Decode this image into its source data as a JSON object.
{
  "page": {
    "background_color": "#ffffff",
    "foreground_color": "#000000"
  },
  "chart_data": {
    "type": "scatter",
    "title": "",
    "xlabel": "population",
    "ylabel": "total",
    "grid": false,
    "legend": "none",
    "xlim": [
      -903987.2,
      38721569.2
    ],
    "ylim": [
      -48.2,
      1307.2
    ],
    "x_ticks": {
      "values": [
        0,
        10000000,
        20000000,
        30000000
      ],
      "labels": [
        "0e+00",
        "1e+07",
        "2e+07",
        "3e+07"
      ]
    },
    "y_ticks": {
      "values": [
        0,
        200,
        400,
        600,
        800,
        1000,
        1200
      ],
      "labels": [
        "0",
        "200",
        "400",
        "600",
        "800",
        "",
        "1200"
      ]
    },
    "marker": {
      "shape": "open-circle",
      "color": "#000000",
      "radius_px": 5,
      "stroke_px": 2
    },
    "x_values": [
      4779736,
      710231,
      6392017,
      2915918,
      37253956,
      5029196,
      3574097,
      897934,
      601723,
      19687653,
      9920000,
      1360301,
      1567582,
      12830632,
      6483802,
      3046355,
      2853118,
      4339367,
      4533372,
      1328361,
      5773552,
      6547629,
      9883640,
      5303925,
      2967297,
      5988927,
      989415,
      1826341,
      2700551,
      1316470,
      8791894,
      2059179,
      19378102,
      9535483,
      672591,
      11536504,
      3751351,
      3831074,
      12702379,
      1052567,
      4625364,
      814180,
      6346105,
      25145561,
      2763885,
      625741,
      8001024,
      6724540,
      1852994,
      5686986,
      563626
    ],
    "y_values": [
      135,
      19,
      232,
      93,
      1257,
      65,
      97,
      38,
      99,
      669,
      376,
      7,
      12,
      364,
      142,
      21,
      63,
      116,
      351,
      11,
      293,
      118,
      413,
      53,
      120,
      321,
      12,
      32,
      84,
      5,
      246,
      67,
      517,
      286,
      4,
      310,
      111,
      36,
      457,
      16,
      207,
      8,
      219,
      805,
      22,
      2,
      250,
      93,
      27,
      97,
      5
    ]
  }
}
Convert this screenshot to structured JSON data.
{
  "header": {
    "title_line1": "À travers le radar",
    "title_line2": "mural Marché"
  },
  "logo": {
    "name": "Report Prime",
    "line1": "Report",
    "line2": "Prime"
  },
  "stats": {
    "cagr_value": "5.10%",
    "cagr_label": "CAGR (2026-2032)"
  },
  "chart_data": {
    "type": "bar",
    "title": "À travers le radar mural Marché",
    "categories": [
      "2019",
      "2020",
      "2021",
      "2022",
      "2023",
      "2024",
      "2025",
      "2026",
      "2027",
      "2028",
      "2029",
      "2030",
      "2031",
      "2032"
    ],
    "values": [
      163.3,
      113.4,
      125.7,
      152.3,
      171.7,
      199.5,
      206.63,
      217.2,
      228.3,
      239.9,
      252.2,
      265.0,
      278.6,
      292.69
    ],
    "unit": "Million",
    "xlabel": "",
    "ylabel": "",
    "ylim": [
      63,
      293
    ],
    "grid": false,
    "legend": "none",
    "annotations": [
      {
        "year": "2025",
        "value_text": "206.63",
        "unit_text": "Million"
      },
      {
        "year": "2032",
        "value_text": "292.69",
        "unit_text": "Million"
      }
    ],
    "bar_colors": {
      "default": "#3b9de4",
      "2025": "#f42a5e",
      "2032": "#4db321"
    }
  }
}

---*---

DESCRIPTION OF THE TASK => Retype the data in full and match it exactly.

FINAL ANSWER =>
Decode this image into its source data as a JSON object.
{
  "page": {
    "background_color": "#ffffff",
    "foreground_color": "#000000"
  },
  "chart_data": {
    "type": "scatter",
    "title": "",
    "xlabel": "population",
    "ylabel": "total",
    "grid": false,
    "legend": "none",
    "xlim": [
      -903987.2,
      38721569.2
    ],
    "ylim": [
      -48.2,
      1307.2
    ],
    "x_ticks": {
      "values": [
        0,
        10000000,
        20000000,
        30000000
      ],
      "labels": [
        "0e+00",
        "1e+07",
        "2e+07",
        "3e+07"
      ]
    },
    "y_ticks": {
      "values": [
        0,
        200,
        400,
        600,
        800,
        1000,
        1200
      ],
      "labels": [
        "0",
        "200",
        "400",
        "600",
        "800",
        "",
        "1200"
      ]
    },
    "marker": {
      "shape": "open-circle",
      "color": "#000000",
      "radius_px": 5,
      "stroke_px": 2
    },
    "x_values": [
      4779736,
      710231,
      6392017,
      2915918,
      37253956,
      5029196,
      3574097,
      897934,
      601723,
      19687653,
      9920000,
      1360301,
      1567582,
      12830632,
      6483802,
      3046355,
      2853118,
      4339367,
      4533372,
      1328361,
      5773552,
      6547629,
      9883640,
      5303925,
      2967297,
      5988927,
      989415,
      1826341,
      2700551,
      1316470,
      8791894,
      2059179,
      19378102,
      9535483,
      672591,
      11536504,
      3751351,
      3831074,
      12702379,
      1052567,
      4625364,
      814180,
      6346105,
      25145561,
      2763885,
      625741,
      8001024,
      6724540,
      1852994,
      5686986,
      563626
    ],
    "y_values": [
      135,
      19,
      232,
      93,
      1257,
      65,
      97,
      38,
      99,
      669,
      376,
      7,
      12,
      364,
      142,
      21,
      63,
      116,
      351,
      11,
      293,
      118,
      413,
      53,
      120,
      321,
      12,
      32,
      84,
      5,
      246,
      67,
      517,
      286,
      4,
      310,
      111,
      36,
      457,
      16,
      207,
      8,
      219,
      805,
      22,
      2,
      250,
      93,
      27,
      97,
      5
    ]
  }
}
Convert this screenshot to structured JSON data.
{
  "header": {
    "title_line1": "À travers le radar",
    "title_line2": "mural Marché"
  },
  "logo": {
    "name": "Report Prime",
    "line1": "Report",
    "line2": "Prime"
  },
  "stats": {
    "cagr_value": "5.10%",
    "cagr_label": "CAGR (2026-2032)"
  },
  "chart_data": {
    "type": "bar",
    "title": "À travers le radar mural Marché",
    "categories": [
      "2019",
      "2020",
      "2021",
      "2022",
      "2023",
      "2024",
      "2025",
      "2026",
      "2027",
      "2028",
      "2029",
      "2030",
      "2031",
      "2032"
    ],
    "values": [
      163.3,
      113.4,
      125.7,
      152.3,
      171.7,
      199.5,
      206.63,
      217.2,
      228.3,
      239.9,
      252.2,
      265.0,
      278.6,
      292.69
    ],
    "unit": "Million",
    "xlabel": "",
    "ylabel": "",
    "ylim": [
      63,
      293
    ],
    "grid": false,
    "legend": "none",
    "annotations": [
      {
        "year": "2025",
        "value_text": "206.63",
        "unit_text": "Million"
      },
      {
        "year": "2032",
        "value_text": "292.69",
        "unit_text": "Million"
      }
    ],
    "bar_colors": {
      "default": "#3b9de4",
      "2025": "#f42a5e",
      "2032": "#4db321"
    }
  }
}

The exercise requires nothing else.